Data entries:

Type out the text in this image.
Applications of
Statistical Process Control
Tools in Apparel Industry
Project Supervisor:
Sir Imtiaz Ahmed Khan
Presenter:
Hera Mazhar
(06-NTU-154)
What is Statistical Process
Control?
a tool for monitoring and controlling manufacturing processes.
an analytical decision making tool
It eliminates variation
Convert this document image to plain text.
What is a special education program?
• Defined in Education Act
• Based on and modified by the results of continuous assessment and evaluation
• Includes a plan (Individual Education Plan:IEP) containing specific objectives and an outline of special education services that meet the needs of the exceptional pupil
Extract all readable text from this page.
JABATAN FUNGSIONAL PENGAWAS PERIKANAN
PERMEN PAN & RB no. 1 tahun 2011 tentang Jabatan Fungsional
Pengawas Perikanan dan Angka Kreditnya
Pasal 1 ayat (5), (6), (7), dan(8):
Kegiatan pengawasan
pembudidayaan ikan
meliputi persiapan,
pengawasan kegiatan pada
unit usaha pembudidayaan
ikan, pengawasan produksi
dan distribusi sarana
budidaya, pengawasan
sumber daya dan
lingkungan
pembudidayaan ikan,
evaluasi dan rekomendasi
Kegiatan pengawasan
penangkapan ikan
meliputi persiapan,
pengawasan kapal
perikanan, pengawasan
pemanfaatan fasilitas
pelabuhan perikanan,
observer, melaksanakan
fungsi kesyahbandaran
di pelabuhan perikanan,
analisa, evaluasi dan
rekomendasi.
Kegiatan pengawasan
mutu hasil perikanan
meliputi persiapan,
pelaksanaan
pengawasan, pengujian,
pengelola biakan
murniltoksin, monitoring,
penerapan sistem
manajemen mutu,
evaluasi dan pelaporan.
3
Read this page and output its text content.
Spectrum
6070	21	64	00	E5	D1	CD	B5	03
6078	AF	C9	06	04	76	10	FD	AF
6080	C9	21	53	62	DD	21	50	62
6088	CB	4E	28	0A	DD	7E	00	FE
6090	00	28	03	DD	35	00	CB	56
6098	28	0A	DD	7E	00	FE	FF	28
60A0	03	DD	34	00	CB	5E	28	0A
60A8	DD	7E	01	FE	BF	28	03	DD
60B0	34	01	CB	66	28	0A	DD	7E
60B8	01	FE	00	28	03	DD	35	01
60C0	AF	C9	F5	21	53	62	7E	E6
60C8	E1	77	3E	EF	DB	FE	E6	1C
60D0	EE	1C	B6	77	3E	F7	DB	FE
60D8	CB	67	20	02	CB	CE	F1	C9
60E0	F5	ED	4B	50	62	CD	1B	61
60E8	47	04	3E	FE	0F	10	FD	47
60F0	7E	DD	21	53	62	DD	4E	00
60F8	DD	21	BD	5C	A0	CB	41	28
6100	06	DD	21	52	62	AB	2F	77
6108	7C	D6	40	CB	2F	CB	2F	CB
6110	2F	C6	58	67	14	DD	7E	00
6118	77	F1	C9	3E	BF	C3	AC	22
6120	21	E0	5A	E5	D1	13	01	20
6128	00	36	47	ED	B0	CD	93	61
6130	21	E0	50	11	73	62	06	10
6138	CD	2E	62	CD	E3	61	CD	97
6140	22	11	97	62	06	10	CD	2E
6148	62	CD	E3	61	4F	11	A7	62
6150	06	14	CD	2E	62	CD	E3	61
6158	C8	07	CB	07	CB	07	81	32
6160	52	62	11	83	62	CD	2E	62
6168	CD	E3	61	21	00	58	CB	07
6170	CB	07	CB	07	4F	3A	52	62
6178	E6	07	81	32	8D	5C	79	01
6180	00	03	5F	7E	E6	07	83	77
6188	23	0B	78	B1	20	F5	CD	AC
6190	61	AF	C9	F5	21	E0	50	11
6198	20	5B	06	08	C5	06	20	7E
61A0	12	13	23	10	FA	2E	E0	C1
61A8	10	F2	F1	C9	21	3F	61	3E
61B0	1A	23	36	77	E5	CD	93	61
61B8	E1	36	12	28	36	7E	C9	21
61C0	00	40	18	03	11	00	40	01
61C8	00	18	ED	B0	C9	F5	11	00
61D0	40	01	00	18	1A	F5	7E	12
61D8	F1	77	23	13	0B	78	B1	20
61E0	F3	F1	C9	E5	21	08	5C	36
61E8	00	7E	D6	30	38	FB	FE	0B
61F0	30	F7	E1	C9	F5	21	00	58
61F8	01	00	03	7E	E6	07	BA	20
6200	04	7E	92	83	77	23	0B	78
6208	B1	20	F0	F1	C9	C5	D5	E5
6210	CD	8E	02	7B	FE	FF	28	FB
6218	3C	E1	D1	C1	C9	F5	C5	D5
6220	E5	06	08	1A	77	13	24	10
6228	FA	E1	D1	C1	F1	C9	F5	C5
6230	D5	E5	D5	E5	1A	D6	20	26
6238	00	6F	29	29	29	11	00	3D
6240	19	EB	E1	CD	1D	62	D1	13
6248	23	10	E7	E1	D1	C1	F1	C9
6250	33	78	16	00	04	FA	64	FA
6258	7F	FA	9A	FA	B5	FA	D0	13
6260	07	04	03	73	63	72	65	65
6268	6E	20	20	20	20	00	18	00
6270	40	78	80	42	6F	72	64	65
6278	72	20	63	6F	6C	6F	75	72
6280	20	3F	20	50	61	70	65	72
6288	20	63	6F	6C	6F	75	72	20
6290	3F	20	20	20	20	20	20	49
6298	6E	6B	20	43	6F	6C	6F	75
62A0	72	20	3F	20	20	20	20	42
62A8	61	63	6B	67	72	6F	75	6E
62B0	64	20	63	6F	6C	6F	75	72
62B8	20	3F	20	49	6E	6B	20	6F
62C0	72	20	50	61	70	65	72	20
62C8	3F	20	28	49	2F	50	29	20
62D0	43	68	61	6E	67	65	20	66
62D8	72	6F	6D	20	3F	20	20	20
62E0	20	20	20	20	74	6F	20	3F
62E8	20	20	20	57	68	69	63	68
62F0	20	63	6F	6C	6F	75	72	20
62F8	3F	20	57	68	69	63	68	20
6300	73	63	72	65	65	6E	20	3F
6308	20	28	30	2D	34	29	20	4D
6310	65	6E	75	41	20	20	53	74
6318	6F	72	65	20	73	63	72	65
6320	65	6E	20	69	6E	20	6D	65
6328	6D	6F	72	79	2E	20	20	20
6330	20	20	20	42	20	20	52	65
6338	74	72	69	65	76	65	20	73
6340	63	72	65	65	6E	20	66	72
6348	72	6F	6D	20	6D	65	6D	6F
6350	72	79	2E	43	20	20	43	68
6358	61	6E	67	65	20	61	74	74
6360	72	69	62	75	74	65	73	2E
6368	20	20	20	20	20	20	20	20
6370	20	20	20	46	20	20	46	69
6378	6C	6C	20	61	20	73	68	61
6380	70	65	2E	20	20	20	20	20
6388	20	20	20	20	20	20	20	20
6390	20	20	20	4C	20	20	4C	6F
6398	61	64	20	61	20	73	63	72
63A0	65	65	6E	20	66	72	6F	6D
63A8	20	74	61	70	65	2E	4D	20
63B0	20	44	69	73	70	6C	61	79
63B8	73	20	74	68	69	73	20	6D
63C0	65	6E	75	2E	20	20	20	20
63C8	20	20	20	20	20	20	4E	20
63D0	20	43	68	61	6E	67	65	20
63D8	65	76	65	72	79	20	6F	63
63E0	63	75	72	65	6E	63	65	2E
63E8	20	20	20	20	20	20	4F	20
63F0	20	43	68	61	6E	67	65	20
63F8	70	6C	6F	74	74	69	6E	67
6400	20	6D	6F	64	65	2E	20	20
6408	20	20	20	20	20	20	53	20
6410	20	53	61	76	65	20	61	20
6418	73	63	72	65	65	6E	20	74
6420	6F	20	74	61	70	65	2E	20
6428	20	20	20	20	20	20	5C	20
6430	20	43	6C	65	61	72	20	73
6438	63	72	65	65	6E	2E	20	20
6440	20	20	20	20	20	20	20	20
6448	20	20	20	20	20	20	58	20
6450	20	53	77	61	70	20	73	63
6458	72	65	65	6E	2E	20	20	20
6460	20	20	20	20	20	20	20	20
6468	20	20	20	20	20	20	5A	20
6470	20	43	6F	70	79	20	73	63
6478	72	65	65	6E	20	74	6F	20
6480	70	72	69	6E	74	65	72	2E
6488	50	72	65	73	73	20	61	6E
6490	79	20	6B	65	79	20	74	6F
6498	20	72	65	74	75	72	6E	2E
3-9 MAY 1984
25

§ **WORK INSTRUCTIONS**: Among the records above, how many lines carry the string "What"? Reply with the number alone.

§ **ANSWER TO THE TASK**: 2